------ The records

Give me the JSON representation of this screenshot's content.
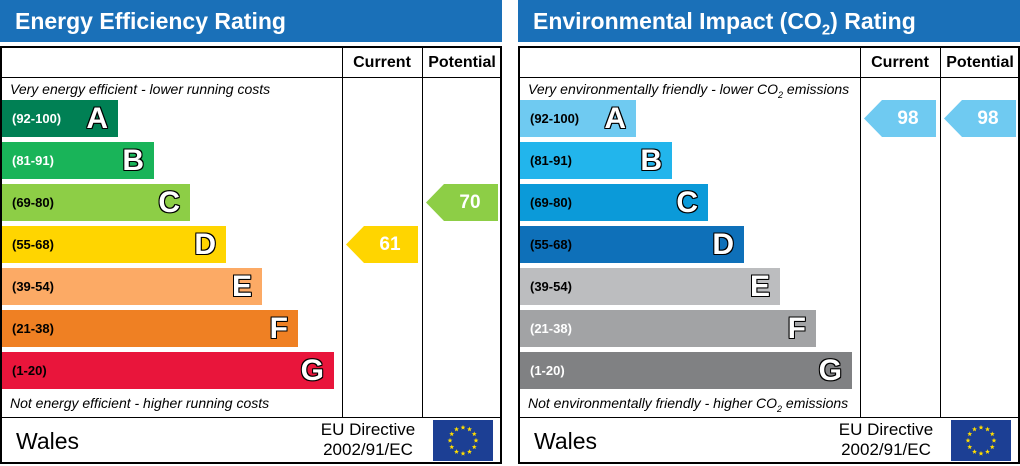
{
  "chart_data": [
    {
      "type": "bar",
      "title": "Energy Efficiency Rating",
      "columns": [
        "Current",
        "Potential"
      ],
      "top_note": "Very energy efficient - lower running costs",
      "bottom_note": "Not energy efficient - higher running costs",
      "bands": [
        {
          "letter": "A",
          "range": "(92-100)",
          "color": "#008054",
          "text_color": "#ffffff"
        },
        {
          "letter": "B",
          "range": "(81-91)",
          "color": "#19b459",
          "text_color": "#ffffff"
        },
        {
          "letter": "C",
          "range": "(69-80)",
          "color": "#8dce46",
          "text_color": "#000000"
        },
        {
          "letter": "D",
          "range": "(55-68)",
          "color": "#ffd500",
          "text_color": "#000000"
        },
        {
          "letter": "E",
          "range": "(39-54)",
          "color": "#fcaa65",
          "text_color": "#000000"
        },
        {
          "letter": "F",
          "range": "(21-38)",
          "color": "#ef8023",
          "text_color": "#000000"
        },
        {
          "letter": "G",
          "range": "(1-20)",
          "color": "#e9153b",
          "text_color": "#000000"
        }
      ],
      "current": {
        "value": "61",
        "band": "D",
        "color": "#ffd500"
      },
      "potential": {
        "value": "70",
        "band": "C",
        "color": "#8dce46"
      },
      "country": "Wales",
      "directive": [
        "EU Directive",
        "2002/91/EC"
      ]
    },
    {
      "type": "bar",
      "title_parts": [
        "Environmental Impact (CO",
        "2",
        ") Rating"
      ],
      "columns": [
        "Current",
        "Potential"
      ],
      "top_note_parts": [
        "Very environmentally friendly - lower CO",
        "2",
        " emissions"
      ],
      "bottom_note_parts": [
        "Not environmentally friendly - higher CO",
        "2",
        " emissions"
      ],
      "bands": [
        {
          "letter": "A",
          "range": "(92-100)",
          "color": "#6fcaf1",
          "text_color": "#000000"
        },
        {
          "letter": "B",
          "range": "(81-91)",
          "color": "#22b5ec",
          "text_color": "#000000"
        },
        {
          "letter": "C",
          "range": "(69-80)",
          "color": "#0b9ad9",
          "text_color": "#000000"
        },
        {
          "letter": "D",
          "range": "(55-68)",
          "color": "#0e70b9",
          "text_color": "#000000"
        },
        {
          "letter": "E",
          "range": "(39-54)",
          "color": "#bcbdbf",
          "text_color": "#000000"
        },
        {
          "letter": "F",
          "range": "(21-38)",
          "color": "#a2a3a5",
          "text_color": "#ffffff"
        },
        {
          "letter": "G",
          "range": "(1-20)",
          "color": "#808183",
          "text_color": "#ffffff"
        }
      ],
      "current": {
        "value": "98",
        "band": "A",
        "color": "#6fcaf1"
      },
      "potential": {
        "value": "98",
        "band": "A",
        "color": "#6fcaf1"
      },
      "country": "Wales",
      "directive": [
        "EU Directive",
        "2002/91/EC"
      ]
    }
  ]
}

------------

*Your task*
Gather each line of the records holding the string "higher".

*Expected answer*
      "bottom_note": "Not energy efficient - higher running costs",
        "Not environmentally friendly - higher CO",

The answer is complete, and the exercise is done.